A block of data:
=====
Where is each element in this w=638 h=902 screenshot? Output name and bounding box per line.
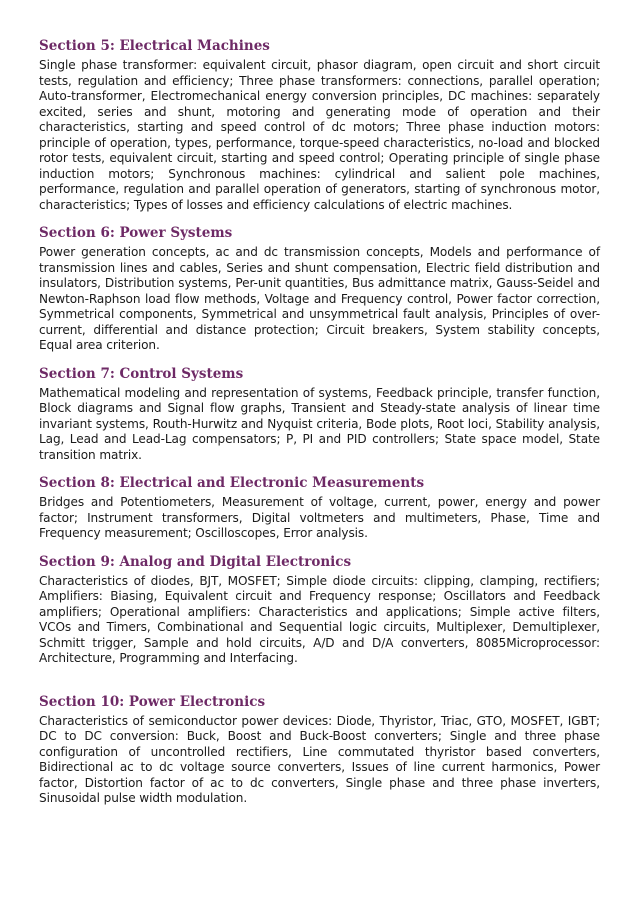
section-measurements bbox=[39, 473, 600, 542]
section-heading: Section 9: Analog and Digital Electronics bbox=[39, 553, 352, 570]
section-body: Power generation concepts, ac and dc transmission concepts, Models and performance of transmission lines and cables, Series and shunt compensation, Electric field distribution and insulators, Distribution systems, Per-unit quantities, Bus admittance matrix, Gauss-Seidel and Newton-Raphson load flow methods, Voltage and Frequency control, Power factor correction, Symmetrical components, Symmetrical and unsymmetrical fault analysis, Principles of over-current, differential and distance protection; Circuit breakers, System stability concepts, Equal area criterion. bbox=[39, 245, 600, 352]
section-heading: Section 7: Control Systems bbox=[39, 365, 244, 382]
syllabus-page bbox=[39, 36, 600, 807]
section-heading: Section 8: Electrical and Electronic Measurements bbox=[39, 475, 425, 491]
section-heading: Section 5: Electrical Machines bbox=[39, 38, 270, 54]
section-body: Mathematical modeling and representation of systems, Feedback principle, transfer function, Block diagrams and Signal flow graphs, Transient and Steady-state analysis of linear time invariant systems, Routh-Hurwitz and Nyquist criteria, Bode plots, Root loci, Stability analysis, Lag, Lead and Lead-Lag compensators; P, PI and PID controllers; State space model, State transition matrix. bbox=[39, 385, 600, 462]
section-body: Characteristics of diodes, BJT, MOSFET; Simple diode circuits: clipping, clamping, rectifiers; Amplifiers: Biasing, Equivalent circuit and Frequency response; Oscillators and Feedback amplifiers; Operational amplifiers: Characteristics and applications; Simple active filters, VCOs and Timers, Combinational and Sequential logic circuits, Multiplexer, Demultiplexer, Schmitt trigger, Sample and hold circuits, A/D and D/A converters, 8085Microprocessor: Architecture, Programming and Interfacing. bbox=[39, 573, 600, 665]
section-analog-digital-electronics bbox=[39, 552, 600, 667]
section-heading: Section 10: Power Electronics bbox=[39, 693, 266, 710]
section-electrical-machines bbox=[39, 36, 600, 213]
section-power-electronics bbox=[39, 692, 600, 807]
section-control-systems bbox=[39, 364, 600, 464]
section-body: Single phase transformer: equivalent circuit, phasor diagram, open circuit and short circuit tests, regulation and efficiency; Three phase transformers: connections, parallel operation; Auto-transformer, Electromechanical energy conversion principles, DC machines: separately excited, series and shunt, motoring and generating mode of operation and their characteristics, starting and speed control of dc motors; Three phase induction motors: principle of operation, types, performance, torque-speed characteristics, no-load and blocked rotor tests, equivalent circuit, starting and speed control; Operating principle of single phase induction motors; Synchronous machines: cylindrical and salient pole machines, performance, regulation and parallel operation of generators, starting of synchronous motor, characteristics; Types of losses and efficiency calculations of electric machines. bbox=[39, 58, 600, 212]
section-body: Bridges and Potentiometers, Measurement of voltage, current, power, energy and power factor; Instrument transformers, Digital voltmeters and multimeters, Phase, Time and Frequency measurement; Oscilloscopes, Error analysis. bbox=[39, 495, 600, 540]
section-body: Characteristics of semiconductor power devices: Diode, Thyristor, Triac, GTO, MOSFET, IGBT; DC to DC conversion: Buck, Boost and Buck-Boost converters; Single and three phase configuration of uncontrolled rectifiers, Line commutated thyristor based converters, Bidirectional ac to dc voltage source converters, Issues of line current harmonics, Power factor, Distortion factor of ac to dc converters, Single phase and three phase inverters, Sinusoidal pulse width modulation. bbox=[39, 713, 600, 805]
section-heading: Section 6: Power Systems bbox=[39, 225, 233, 241]
section-power-systems bbox=[39, 223, 600, 354]
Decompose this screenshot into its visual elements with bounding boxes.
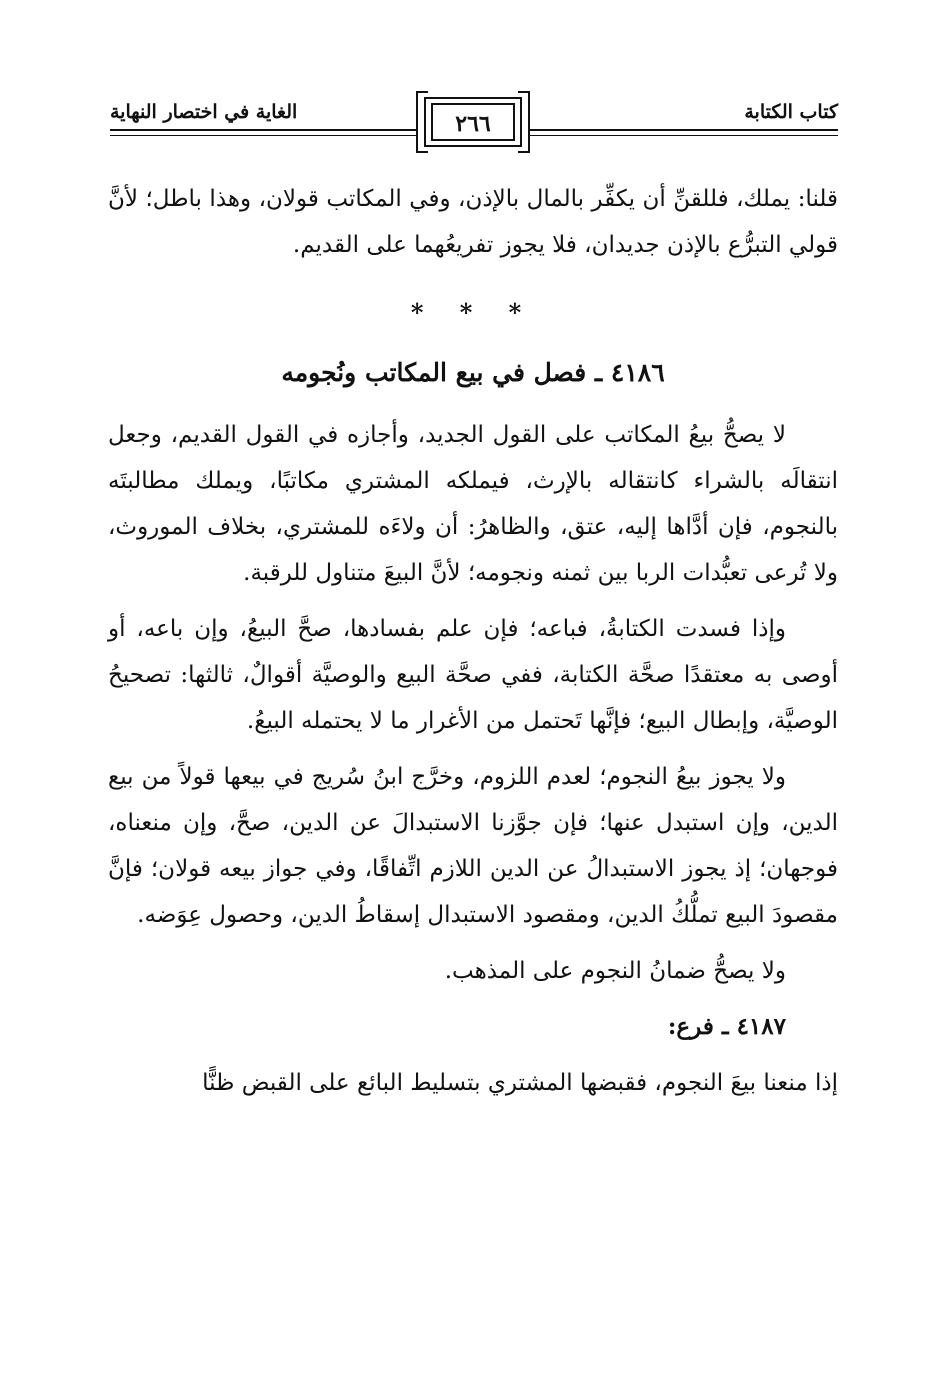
section-heading: ٤١٨٦ ـ فصل في بيع المكاتب ونُجومه	[281, 358, 665, 387]
paragraph-branch-text: إذا منعنا بيعَ النجوم، فقبضها المشتري بتسليط البائع على القبض ظنًّا	[202, 1070, 838, 1096]
page-number-frame	[424, 97, 522, 147]
branch-heading: ٤١٨٧ ـ فرع:	[667, 1013, 786, 1040]
paragraph-invalid-kitaba: وإذا فسدت الكتابةُ، فباعه؛ فإن علم بفسادها، صحَّ البيعُ، وإن باعه، أو أوصى به معتقدًا صحَّة الكتابة، ففي صحَّة البيع والوصيَّة أقوالٌ، ثالثها: تصحيحُ الوصيَّة، وإبطال البيع؛ فإنَّها تَحتمل من الأغرار ما لا يحتمله البيعُ.	[108, 616, 838, 734]
paragraph-guarantee: ولا يصحُّ ضمانُ النجوم على المذهب.	[444, 958, 786, 984]
section-separator: * * *	[410, 298, 536, 327]
running-head-book-title: الغاية في اختصار النهاية	[110, 101, 298, 123]
page-header	[110, 95, 838, 155]
paragraph-continuation: قلنا: يملك، فللقنِّ أن يكفِّر بالمال بالإذن، وفي المكاتب قولان، وهذا باطل؛ لأنَّ قولي التبرُّع بالإذن جديدان، فلا يجوز تفريعُهما على القديم.	[108, 186, 838, 258]
page-number: ٢٦٦	[455, 111, 491, 137]
paragraph-sale-of-mukatab: لا يصحُّ بيعُ المكاتب على القول الجديد، وأجازه في القول القديم، وجعل انتقالَه بالشراء كانتقاله بالإرث، فيملكه المشتري مكاتبًا، ويملك مطالبتَه بالنجوم، فإن أدَّاها إليه، عتق، والظاهرُ: أن ولاءَه للمشتري، بخلاف الموروث، ولا تُرعى تعبُّدات الربا بين ثمنه ونجومه؛ لأنَّ البيعَ متناول للرقبة.	[108, 422, 838, 586]
page-body	[108, 176, 838, 1106]
paragraph-sale-of-installments: ولا يجوز بيعُ النجوم؛ لعدم اللزوم، وخرَّج ابنُ سُريج في بيعها قولاً من بيع الدين، وإن استبدل عنها؛ فإن جوَّزنا الاستبدالَ عن الدين، صحَّ، وإن منعناه، فوجهان؛ إذ يجوز الاستبدالُ عن الدين اللازم اتِّفاقًا، وفي جواز بيعه قولان؛ فإنَّ مقصودَ البيع تملُّكُ الدين، ومقصود الاستبدال إسقاطُ الدين، وحصول عِوَضه.	[108, 764, 838, 928]
running-head-chapter: كتاب الكتابة	[744, 101, 838, 123]
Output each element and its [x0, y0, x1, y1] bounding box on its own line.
=====
* _SHORT TASK_: Identify every line of the material containing the word "قولان", and copy each of those lines in full. Matching is case-sensitive.

* _ANSWER FOR THE TASK_:
paragraph-continuation: قلنا: يملك، فللقنِّ أن يكفِّر بالمال بالإذن، وفي المكاتب قولان، وهذا باطل؛ لأنَّ قولي التبرُّع بالإذن جديدان، فلا يجوز تفريعُهما على القديم.	[108, 186, 838, 258]
paragraph-sale-of-installments: ولا يجوز بيعُ النجوم؛ لعدم اللزوم، وخرَّج ابنُ سُريج في بيعها قولاً من بيع الدين، وإن استبدل عنها؛ فإن جوَّزنا الاستبدالَ عن الدين، صحَّ، وإن منعناه، فوجهان؛ إذ يجوز الاستبدالُ عن الدين اللازم اتِّفاقًا، وفي جواز بيعه قولان؛ فإنَّ مقصودَ البيع تملُّكُ الدين، ومقصود الاستبدال إسقاطُ الدين، وحصول عِوَضه.	[108, 764, 838, 928]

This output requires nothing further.